■ **Problem to solve**
Transcribe the full listing exactly, and drop every picture.

======

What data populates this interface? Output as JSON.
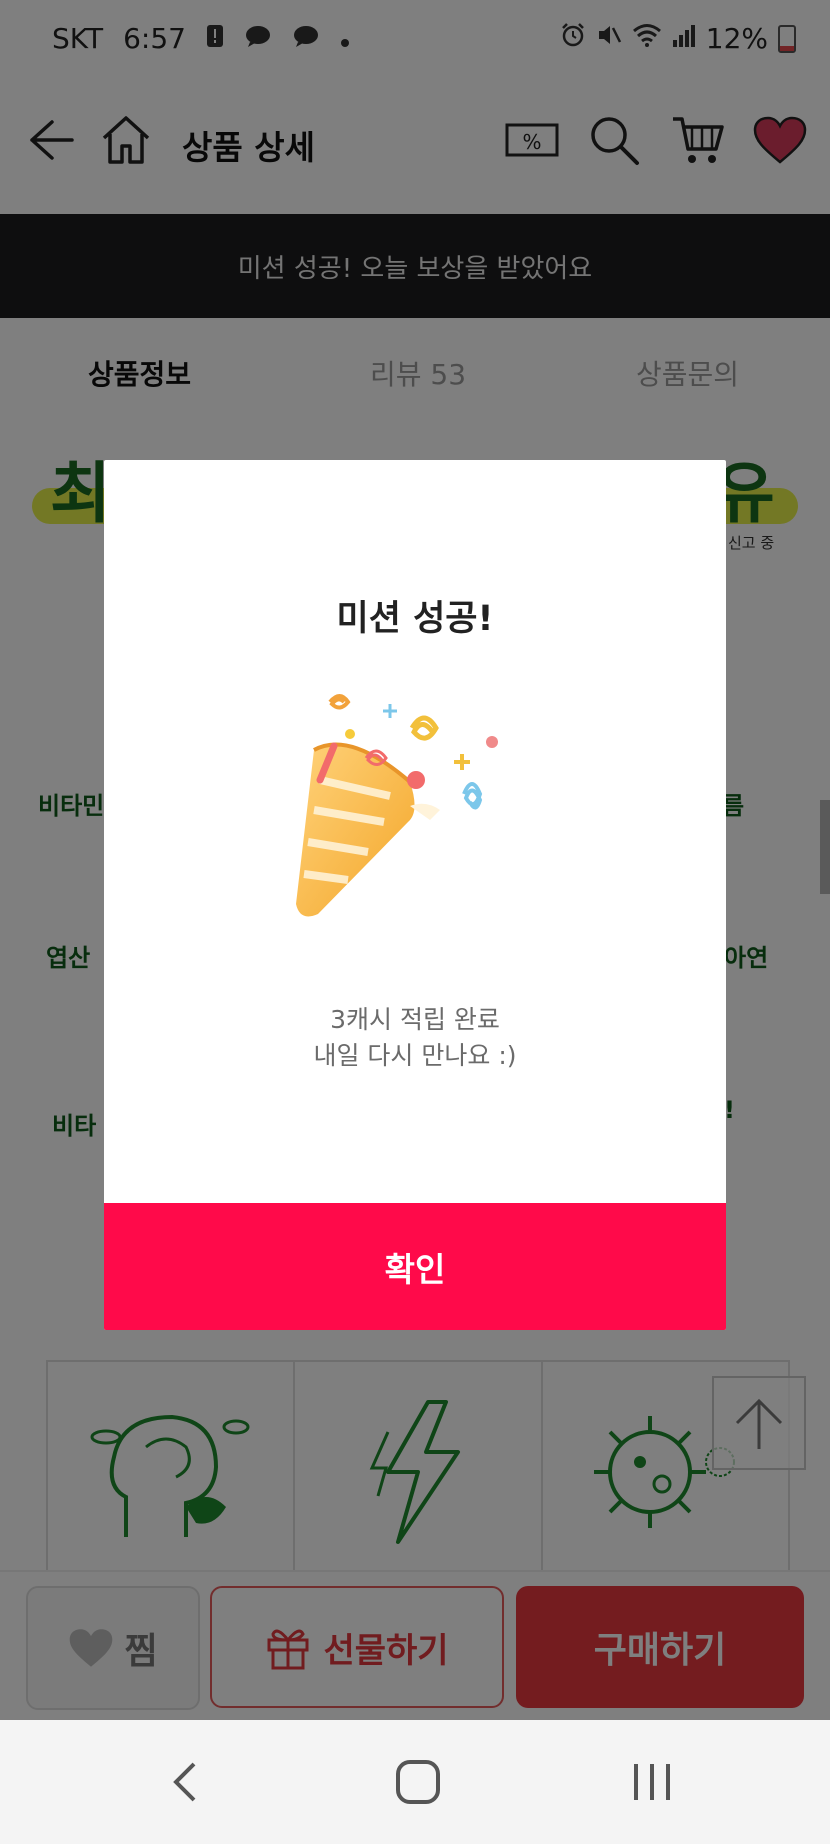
{
  "status_bar": {
    "carrier": "SKT",
    "time": "6:57",
    "battery": "12%",
    "icons": [
      "alert-icon",
      "chat-icon",
      "chat-icon",
      "dot-icon",
      "alarm-icon",
      "mute-icon",
      "wifi-icon",
      "signal-icon",
      "battery-icon"
    ]
  },
  "app_bar": {
    "title": "상품 상세",
    "icons": [
      "back-arrow-icon",
      "home-icon",
      "coupon-icon",
      "search-icon",
      "cart-icon",
      "heart-icon"
    ],
    "coupon_label": "%"
  },
  "banner": {
    "text": "미션 성공! 오늘 보상을 받았어요"
  },
  "tabs": [
    {
      "label": "상품정보",
      "active": true
    },
    {
      "label": "리뷰 53",
      "active": false
    },
    {
      "label": "상품문의",
      "active": false
    }
  ],
  "content": {
    "headline_left": "최",
    "headline_right": "유",
    "report_note": "신고 중",
    "side_texts": [
      "비타민",
      "름",
      "엽산",
      "아연",
      "비타",
      "!"
    ]
  },
  "modal": {
    "title": "미션 성공!",
    "message_line1": "3캐시 적립 완료",
    "message_line2": "내일 다시 만나요 :)",
    "confirm_label": "확인",
    "confirm_color": "#ff0a4a"
  },
  "bottom_bar": {
    "wish_label": "찜",
    "gift_label": "선물하기",
    "buy_label": "구매하기",
    "buy_color": "#e8383f"
  },
  "nav_bar": {
    "icons": [
      "back-nav-icon",
      "home-nav-icon",
      "recents-nav-icon"
    ]
  }
}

======

■ **Written solution**
What data populates this interface? Output as JSON.
{
  "status_bar": {
    "carrier": "SKT",
    "time": "6:57",
    "battery": "12%",
    "icons": [
      "alert-icon",
      "chat-icon",
      "chat-icon",
      "dot-icon",
      "alarm-icon",
      "mute-icon",
      "wifi-icon",
      "signal-icon",
      "battery-icon"
    ]
  },
  "app_bar": {
    "title": "상품 상세",
    "icons": [
      "back-arrow-icon",
      "home-icon",
      "coupon-icon",
      "search-icon",
      "cart-icon",
      "heart-icon"
    ],
    "coupon_label": "%"
  },
  "banner": {
    "text": "미션 성공! 오늘 보상을 받았어요"
  },
  "tabs": [
    {
      "label": "상품정보",
      "active": true
    },
    {
      "label": "리뷰 53",
      "active": false
    },
    {
      "label": "상품문의",
      "active": false
    }
  ],
  "content": {
    "headline_left": "최",
    "headline_right": "유",
    "report_note": "신고 중",
    "side_texts": [
      "비타민",
      "름",
      "엽산",
      "아연",
      "비타",
      "!"
    ]
  },
  "modal": {
    "title": "미션 성공!",
    "message_line1": "3캐시 적립 완료",
    "message_line2": "내일 다시 만나요 :)",
    "confirm_label": "확인",
    "confirm_color": "#ff0a4a"
  },
  "bottom_bar": {
    "wish_label": "찜",
    "gift_label": "선물하기",
    "buy_label": "구매하기",
    "buy_color": "#e8383f"
  },
  "nav_bar": {
    "icons": [
      "back-nav-icon",
      "home-nav-icon",
      "recents-nav-icon"
    ]
  }
}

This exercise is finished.